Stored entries
• • • • •
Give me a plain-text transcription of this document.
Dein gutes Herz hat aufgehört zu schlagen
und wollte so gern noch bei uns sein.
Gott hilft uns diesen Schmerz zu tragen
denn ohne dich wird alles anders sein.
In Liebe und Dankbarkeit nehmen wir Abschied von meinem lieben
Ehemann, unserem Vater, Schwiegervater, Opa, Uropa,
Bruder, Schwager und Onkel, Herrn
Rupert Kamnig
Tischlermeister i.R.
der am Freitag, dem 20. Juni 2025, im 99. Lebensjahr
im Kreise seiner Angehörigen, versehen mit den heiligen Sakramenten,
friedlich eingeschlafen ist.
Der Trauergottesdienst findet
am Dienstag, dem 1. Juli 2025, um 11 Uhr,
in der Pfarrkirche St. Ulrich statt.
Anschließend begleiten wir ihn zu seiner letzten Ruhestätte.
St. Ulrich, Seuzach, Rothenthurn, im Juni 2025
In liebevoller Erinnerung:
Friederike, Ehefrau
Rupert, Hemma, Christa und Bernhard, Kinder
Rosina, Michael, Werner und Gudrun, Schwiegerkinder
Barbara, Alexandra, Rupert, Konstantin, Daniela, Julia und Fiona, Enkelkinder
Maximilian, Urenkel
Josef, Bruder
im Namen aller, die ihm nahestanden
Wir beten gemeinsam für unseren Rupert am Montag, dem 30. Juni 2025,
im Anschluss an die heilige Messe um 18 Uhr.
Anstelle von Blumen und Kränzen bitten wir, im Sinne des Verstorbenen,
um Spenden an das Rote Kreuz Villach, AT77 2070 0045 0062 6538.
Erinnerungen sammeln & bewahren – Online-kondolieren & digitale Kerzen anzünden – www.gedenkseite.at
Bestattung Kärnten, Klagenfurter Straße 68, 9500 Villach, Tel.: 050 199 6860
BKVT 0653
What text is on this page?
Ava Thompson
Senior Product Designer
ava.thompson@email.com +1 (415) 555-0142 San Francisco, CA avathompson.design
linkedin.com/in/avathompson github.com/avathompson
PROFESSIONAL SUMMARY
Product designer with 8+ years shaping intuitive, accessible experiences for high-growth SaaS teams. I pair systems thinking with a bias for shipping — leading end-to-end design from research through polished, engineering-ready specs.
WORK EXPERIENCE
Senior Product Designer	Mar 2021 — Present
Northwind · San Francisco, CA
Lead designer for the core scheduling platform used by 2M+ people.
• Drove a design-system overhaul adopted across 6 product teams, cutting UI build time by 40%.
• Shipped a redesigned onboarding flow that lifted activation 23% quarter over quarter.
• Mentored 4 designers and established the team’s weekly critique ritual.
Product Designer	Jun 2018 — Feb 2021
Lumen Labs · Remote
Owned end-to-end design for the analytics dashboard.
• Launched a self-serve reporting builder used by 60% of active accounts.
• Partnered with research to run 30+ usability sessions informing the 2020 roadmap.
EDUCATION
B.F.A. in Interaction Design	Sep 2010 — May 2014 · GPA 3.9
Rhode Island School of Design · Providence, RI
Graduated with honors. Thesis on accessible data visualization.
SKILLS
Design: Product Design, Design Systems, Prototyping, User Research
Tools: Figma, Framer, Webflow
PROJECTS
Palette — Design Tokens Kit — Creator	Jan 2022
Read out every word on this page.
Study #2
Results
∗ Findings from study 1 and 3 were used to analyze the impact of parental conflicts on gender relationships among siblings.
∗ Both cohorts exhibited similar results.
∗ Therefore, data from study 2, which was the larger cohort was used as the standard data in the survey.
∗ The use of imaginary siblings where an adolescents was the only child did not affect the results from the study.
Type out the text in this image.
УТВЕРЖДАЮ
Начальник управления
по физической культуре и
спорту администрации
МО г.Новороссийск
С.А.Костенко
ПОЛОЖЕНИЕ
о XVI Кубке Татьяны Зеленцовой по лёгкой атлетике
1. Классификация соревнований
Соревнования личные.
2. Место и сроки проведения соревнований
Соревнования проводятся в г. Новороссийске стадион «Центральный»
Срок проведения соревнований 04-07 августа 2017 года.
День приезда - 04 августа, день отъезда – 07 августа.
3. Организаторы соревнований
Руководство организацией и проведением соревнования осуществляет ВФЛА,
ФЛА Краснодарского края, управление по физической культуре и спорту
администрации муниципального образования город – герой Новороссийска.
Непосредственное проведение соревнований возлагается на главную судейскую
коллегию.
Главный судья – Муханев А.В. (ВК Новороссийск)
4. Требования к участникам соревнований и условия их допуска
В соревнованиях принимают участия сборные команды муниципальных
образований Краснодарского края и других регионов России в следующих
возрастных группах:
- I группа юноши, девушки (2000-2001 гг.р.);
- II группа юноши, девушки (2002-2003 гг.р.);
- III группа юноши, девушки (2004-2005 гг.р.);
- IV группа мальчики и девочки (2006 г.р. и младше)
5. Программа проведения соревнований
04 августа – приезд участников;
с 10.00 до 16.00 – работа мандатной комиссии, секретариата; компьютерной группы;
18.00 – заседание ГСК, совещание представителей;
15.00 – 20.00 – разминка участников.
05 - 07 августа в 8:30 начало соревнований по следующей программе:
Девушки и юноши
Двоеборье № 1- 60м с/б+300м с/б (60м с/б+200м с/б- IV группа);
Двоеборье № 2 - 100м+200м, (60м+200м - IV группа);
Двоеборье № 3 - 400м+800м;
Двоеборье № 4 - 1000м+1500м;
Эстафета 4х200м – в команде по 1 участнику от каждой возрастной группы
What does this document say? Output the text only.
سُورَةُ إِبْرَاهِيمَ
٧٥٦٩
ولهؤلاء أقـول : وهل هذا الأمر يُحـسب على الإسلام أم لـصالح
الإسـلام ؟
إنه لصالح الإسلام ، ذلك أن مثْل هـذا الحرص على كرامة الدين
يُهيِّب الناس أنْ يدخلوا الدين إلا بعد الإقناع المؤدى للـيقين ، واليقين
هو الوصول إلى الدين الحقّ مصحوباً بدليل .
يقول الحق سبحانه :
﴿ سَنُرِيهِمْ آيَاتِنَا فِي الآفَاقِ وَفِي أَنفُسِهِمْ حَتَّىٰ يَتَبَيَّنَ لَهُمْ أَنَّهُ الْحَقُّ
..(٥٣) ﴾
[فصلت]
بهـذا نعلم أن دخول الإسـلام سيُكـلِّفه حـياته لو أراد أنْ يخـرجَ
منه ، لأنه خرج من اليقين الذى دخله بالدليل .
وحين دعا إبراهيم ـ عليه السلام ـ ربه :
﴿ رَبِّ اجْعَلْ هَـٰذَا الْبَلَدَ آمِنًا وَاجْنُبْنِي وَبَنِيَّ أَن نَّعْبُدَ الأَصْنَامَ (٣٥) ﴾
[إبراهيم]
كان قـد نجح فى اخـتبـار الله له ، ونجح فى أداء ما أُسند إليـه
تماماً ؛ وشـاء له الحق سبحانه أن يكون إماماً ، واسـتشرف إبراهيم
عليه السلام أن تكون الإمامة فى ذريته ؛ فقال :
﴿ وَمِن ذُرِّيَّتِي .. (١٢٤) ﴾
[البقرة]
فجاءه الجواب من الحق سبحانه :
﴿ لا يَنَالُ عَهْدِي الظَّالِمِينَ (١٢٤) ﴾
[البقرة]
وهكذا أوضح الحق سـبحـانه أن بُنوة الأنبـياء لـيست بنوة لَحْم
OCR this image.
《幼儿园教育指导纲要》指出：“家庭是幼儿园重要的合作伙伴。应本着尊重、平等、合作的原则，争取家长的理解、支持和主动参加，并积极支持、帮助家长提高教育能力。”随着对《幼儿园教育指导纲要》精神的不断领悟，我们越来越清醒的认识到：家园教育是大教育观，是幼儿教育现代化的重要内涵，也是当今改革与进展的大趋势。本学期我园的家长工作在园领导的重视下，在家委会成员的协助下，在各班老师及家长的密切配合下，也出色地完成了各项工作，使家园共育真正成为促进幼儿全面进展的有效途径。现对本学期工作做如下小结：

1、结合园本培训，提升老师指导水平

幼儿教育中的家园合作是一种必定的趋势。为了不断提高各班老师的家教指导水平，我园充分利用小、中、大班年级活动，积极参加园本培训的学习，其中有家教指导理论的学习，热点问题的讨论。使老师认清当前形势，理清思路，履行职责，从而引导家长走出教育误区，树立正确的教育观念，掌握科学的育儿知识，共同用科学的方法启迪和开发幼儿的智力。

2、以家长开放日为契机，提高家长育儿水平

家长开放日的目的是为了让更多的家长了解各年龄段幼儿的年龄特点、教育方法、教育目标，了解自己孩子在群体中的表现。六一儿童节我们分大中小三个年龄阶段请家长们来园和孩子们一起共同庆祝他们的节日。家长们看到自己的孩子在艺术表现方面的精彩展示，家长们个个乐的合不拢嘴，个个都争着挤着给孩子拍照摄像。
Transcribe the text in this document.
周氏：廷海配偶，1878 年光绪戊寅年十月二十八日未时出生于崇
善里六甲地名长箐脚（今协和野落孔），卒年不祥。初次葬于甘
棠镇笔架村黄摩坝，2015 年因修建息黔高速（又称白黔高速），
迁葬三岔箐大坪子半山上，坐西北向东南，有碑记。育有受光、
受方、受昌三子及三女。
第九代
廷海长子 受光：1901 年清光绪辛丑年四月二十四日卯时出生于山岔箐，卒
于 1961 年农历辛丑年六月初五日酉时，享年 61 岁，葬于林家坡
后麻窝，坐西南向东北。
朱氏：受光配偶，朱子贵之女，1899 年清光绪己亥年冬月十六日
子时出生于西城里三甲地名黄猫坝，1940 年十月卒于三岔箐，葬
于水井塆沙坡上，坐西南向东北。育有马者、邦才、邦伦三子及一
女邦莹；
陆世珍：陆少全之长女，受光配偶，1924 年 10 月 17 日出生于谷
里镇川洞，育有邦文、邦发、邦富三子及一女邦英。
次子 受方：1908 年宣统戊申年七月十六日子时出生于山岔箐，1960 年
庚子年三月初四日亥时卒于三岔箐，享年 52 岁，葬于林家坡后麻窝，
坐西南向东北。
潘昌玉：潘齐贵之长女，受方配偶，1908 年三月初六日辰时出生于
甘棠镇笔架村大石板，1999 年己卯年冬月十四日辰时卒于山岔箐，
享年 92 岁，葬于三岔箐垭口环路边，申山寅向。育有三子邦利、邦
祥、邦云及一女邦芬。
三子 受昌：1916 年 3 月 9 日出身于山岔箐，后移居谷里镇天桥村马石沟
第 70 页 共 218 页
• • • • •
▸ **WHAT NEEDS TO BE DONE**:
Send back exactly the lines from the line with "OCR this image." through the end of the records.

▸ **WRITTEN RESPONSE**:
OCR this image.
《幼儿园教育指导纲要》指出：“家庭是幼儿园重要的合作伙伴。应本着尊重、平等、合作的原则，争取家长的理解、支持和主动参加，并积极支持、帮助家长提高教育能力。”随着对《幼儿园教育指导纲要》精神的不断领悟，我们越来越清醒的认识到：家园教育是大教育观，是幼儿教育现代化的重要内涵，也是当今改革与进展的大趋势。本学期我园的家长工作在园领导的重视下，在家委会成员的协助下，在各班老师及家长的密切配合下，也出色地完成了各项工作，使家园共育真正成为促进幼儿全面进展的有效途径。现对本学期工作做如下小结：

1、结合园本培训，提升老师指导水平

幼儿教育中的家园合作是一种必定的趋势。为了不断提高各班老师的家教指导水平，我园充分利用小、中、大班年级活动，积极参加园本培训的学习，其中有家教指导理论的学习，热点问题的讨论。使老师认清当前形势，理清思路，履行职责，从而引导家长走出教育误区，树立正确的教育观念，掌握科学的育儿知识，共同用科学的方法启迪和开发幼儿的智力。

2、以家长开放日为契机，提高家长育儿水平

家长开放日的目的是为了让更多的家长了解各年龄段幼儿的年龄特点、教育方法、教育目标，了解自己孩子在群体中的表现。六一儿童节我们分大中小三个年龄阶段请家长们来园和孩子们一起共同庆祝他们的节日。家长们看到自己的孩子在艺术表现方面的精彩展示，家长们个个乐的合不拢嘴，个个都争着挤着给孩子拍照摄像。
Transcribe the text in this document.
周氏：廷海配偶，1878 年光绪戊寅年十月二十八日未时出生于崇
善里六甲地名长箐脚（今协和野落孔），卒年不祥。初次葬于甘
棠镇笔架村黄摩坝，2015 年因修建息黔高速（又称白黔高速），
迁葬三岔箐大坪子半山上，坐西北向东南，有碑记。育有受光、
受方、受昌三子及三女。
第九代
廷海长子 受光：1901 年清光绪辛丑年四月二十四日卯时出生于山岔箐，卒
于 1961 年农历辛丑年六月初五日酉时，享年 61 岁，葬于林家坡
后麻窝，坐西南向东北。
朱氏：受光配偶，朱子贵之女，1899 年清光绪己亥年冬月十六日
子时出生于西城里三甲地名黄猫坝，1940 年十月卒于三岔箐，葬
于水井塆沙坡上，坐西南向东北。育有马者、邦才、邦伦三子及一
女邦莹；
陆世珍：陆少全之长女，受光配偶，1924 年 10 月 17 日出生于谷
里镇川洞，育有邦文、邦发、邦富三子及一女邦英。
次子 受方：1908 年宣统戊申年七月十六日子时出生于山岔箐，1960 年
庚子年三月初四日亥时卒于三岔箐，享年 52 岁，葬于林家坡后麻窝，
坐西南向东北。
潘昌玉：潘齐贵之长女，受方配偶，1908 年三月初六日辰时出生于
甘棠镇笔架村大石板，1999 年己卯年冬月十四日辰时卒于山岔箐，
享年 92 岁，葬于三岔箐垭口环路边，申山寅向。育有三子邦利、邦
祥、邦云及一女邦芬。
三子 受昌：1916 年 3 月 9 日出身于山岔箐，后移居谷里镇天桥村马石沟
第 70 页 共 218 页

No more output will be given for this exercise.